--- START OF QUOTED PASSAGE ---

During the 1993–94 English football season, Sheffield Wednesday competed in the FA Premier League.

Season summary
Sheffield Wednesday finished seventh in the league for the second season running, but they could have finished even higher had key striker David Hirst not missed so much of the season due to injury. Young striker Gordon Watson proved himself to be a highly competent deputy, scoring 12 league goals in his first season as a regular player.

Veterans Chris Waddle, Chris Woods and Mark Bright were also impressive, showing little sign of their advancing years, despite all three players now being in their 30s.

--- END OF QUOTED PASSAGE ---
--- START OF INFORMATION GIVEN ---

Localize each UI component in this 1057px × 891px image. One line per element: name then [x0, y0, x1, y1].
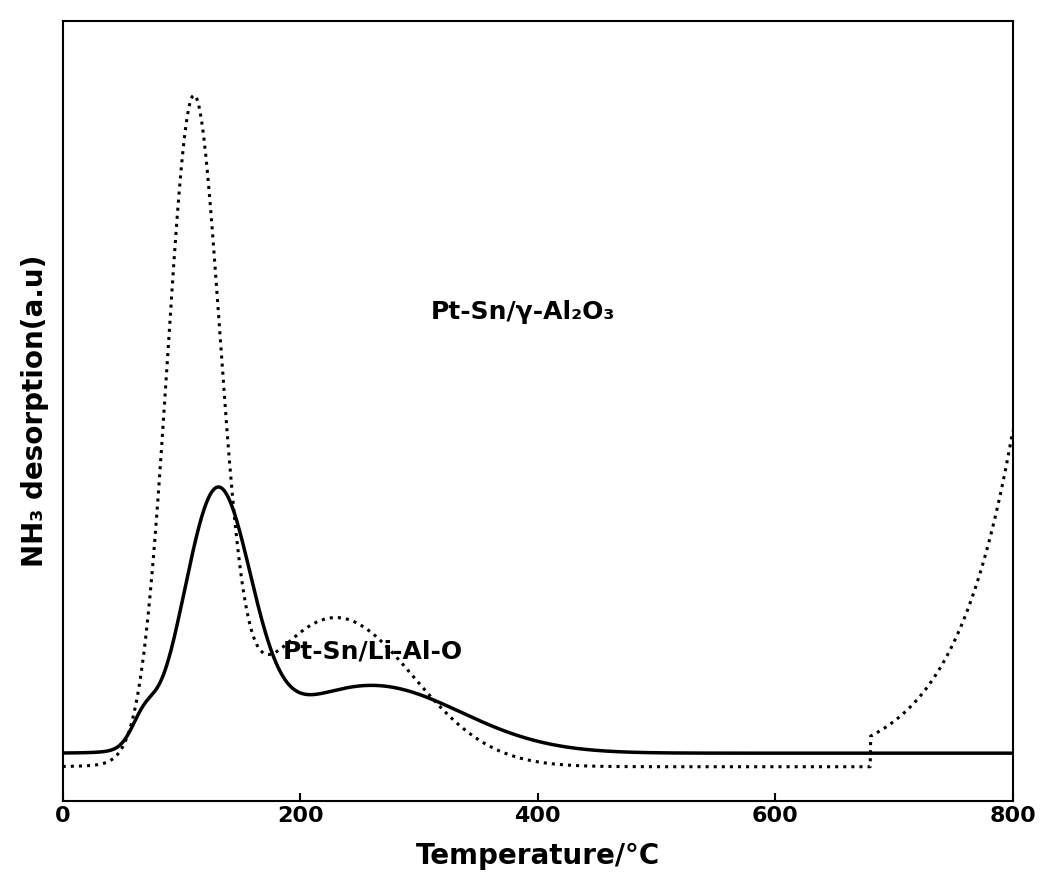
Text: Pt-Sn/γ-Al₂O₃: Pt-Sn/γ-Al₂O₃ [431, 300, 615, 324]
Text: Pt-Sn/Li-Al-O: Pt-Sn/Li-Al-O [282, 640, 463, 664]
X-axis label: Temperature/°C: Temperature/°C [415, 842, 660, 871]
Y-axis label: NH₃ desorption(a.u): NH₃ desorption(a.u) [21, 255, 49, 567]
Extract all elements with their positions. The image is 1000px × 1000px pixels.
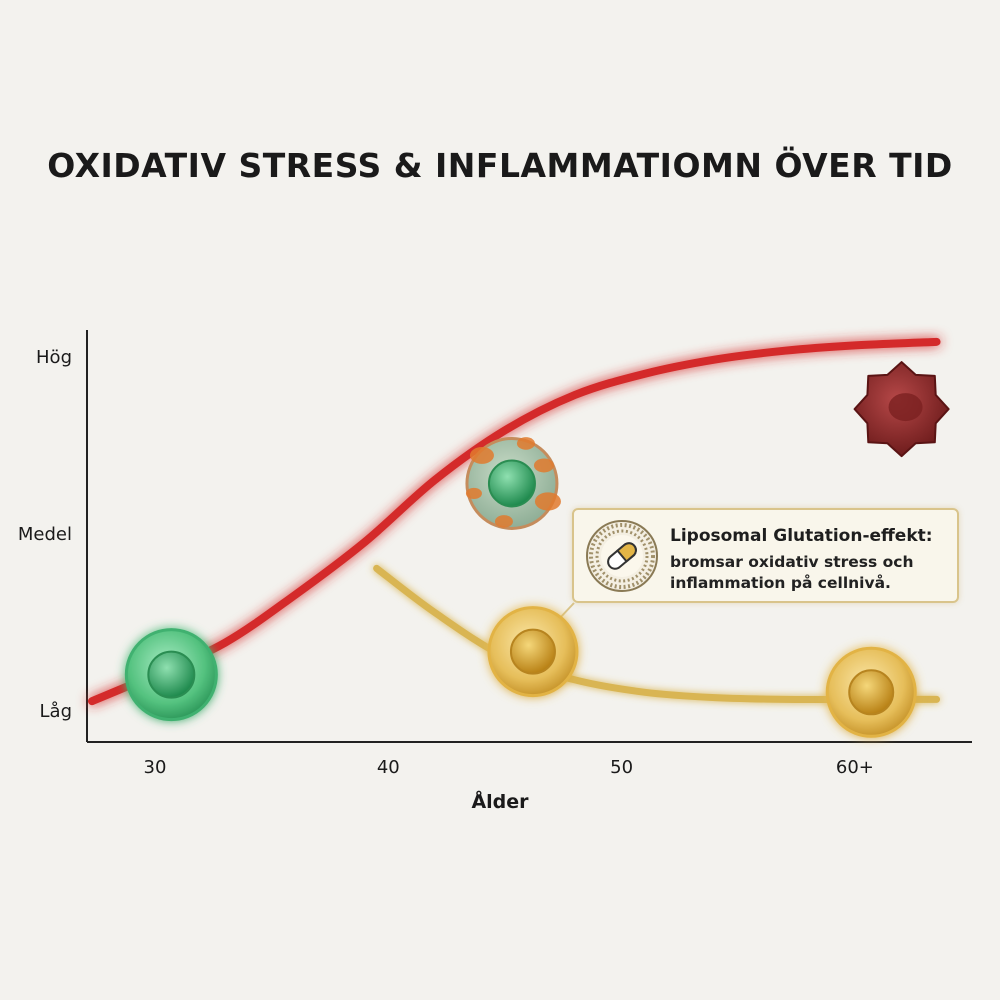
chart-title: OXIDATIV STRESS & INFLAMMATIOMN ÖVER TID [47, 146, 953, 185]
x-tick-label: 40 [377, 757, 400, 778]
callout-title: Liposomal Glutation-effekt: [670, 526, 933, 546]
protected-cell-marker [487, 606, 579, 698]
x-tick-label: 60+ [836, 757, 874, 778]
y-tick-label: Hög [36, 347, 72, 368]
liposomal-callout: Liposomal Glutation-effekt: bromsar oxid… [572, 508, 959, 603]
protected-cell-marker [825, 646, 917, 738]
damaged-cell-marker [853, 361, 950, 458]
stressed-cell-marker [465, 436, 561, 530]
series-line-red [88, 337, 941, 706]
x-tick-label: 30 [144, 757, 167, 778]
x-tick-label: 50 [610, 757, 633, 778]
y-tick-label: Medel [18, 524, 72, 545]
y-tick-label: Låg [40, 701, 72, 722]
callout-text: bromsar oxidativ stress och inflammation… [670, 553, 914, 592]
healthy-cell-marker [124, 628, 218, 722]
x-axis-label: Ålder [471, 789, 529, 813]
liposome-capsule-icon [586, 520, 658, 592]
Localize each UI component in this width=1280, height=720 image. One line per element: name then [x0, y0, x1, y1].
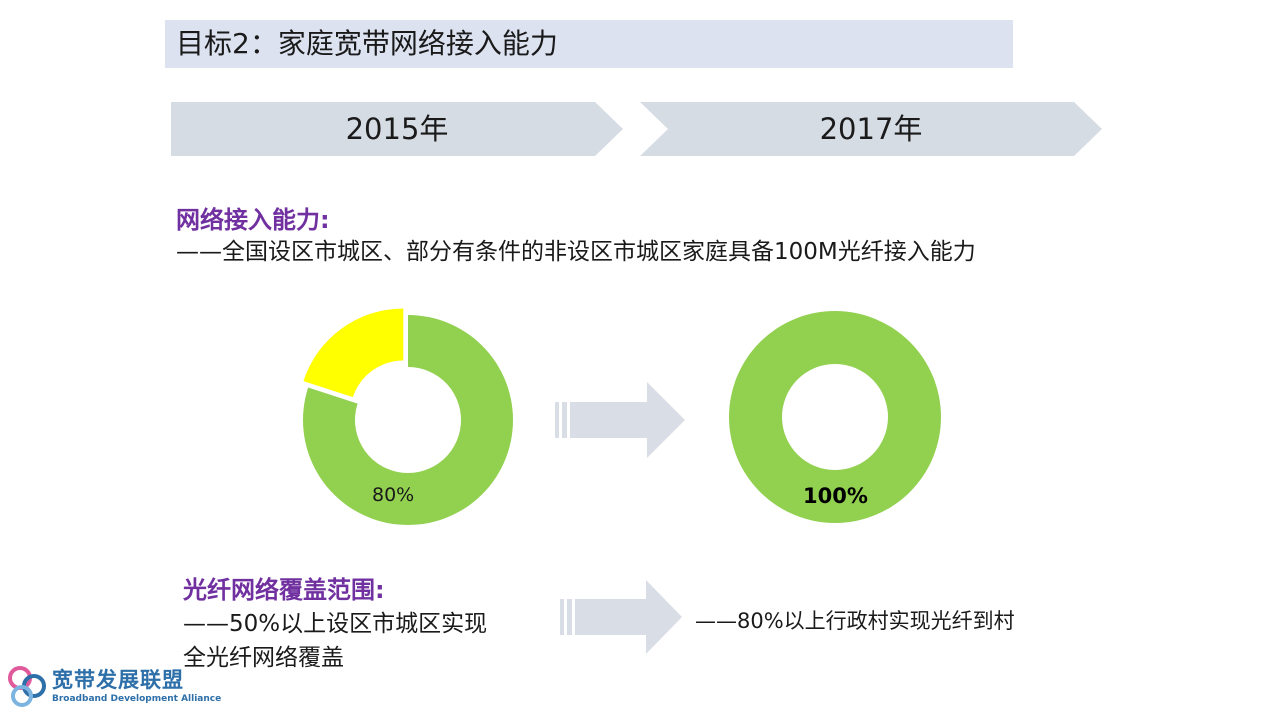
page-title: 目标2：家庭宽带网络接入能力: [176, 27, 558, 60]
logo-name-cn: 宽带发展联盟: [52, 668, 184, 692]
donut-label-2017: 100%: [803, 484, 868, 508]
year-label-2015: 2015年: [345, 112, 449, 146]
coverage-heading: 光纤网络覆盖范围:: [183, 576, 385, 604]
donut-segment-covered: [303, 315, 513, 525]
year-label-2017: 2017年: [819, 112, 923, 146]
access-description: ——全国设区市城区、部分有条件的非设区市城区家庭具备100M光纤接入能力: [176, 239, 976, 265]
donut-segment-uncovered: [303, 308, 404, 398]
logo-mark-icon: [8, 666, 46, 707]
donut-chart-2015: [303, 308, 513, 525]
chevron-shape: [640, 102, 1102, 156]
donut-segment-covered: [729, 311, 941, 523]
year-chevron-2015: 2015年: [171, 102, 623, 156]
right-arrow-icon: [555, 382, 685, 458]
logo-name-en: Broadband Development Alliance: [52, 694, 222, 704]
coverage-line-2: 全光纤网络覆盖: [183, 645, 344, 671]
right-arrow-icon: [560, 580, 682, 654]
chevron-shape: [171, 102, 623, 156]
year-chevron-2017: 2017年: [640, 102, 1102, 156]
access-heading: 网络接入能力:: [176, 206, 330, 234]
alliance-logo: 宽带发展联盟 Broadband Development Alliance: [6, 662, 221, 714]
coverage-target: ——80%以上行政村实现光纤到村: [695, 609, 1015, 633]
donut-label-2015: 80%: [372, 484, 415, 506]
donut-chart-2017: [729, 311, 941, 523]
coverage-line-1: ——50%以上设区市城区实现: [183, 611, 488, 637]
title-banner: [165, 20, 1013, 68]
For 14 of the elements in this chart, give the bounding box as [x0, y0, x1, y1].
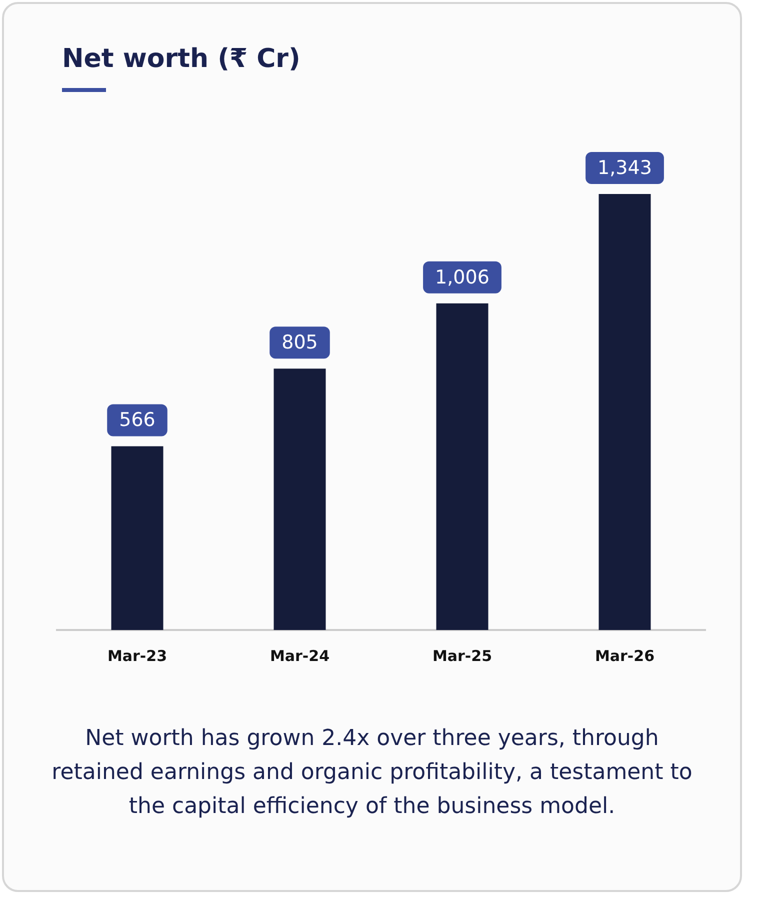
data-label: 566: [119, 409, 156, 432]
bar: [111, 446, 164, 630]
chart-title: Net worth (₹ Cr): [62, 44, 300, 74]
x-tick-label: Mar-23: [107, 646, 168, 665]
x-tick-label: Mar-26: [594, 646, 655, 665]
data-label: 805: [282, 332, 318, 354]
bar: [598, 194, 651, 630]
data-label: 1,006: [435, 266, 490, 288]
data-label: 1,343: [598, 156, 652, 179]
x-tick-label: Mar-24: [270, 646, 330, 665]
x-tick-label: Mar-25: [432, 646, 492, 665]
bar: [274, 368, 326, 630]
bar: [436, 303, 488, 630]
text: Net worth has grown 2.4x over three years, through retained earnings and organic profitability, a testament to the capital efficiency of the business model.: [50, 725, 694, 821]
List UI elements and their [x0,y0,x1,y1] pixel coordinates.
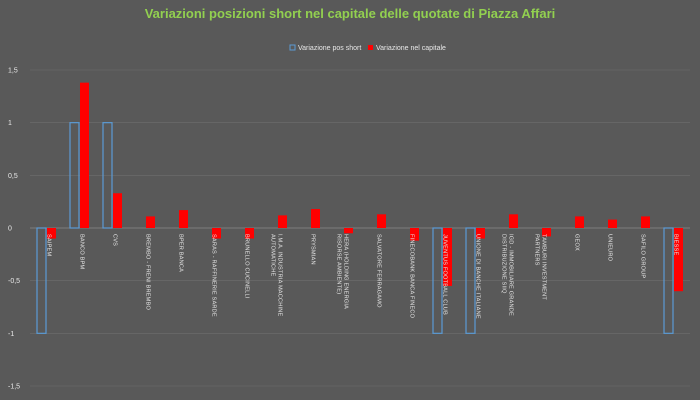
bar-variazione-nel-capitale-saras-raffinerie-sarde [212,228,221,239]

--- END OF INFORMATION GIVEN ---

§ TASKS TO PERFORM:
1. From the entries, output the part that opens with the line containing "page-title: 目标2：家庭宽带网络接入能力: [176, 27, 558, 60]" and closes with the line containing "239, 976, 265]", with both of those lines included, reproducing each line verbatim and nothing else.
2. Continue the account of Sheffield Wednesday's 1993–94 season from the point at which it stops.

§ RESPONSE LIST:
1.
page-title: 目标2：家庭宽带网络接入能力: [176, 27, 558, 60]
logo-name-cn: 宽带发展联盟: [52, 668, 184, 692]
donut-label-2017: 100%: [803, 484, 868, 508]
year-label-2015: 2015年: [345, 112, 449, 146]
coverage-heading: 光纤网络覆盖范围:: [183, 576, 385, 604]
donut-segment-covered: [303, 315, 513, 525]
year-label-2017: 2017年: [819, 112, 923, 146]
access-description: ——全国设区市城区、部分有条件的非设区市城区家庭具备100M光纤接入能力: [176, 239, 976, 265]

2.
Wednesday's best success in 1993–94 came in the League Cup. They reached the semi-finals but were defeated by Manchester United in the semi-final, which included Ryan Giggs scoring a classic goal for United in the first leg. This ended any hope of the Owls winning a major trophy or qualifying for Europe. Trevor Francis responded to this disappointment by signing Klas Ingesson and Guy Whittingham to give the strikeforce some much-needed support. These reinforcements also gave Owls fans some much-needed hope of silverware, a year after they'd been on the losing side in both domestic cup finals.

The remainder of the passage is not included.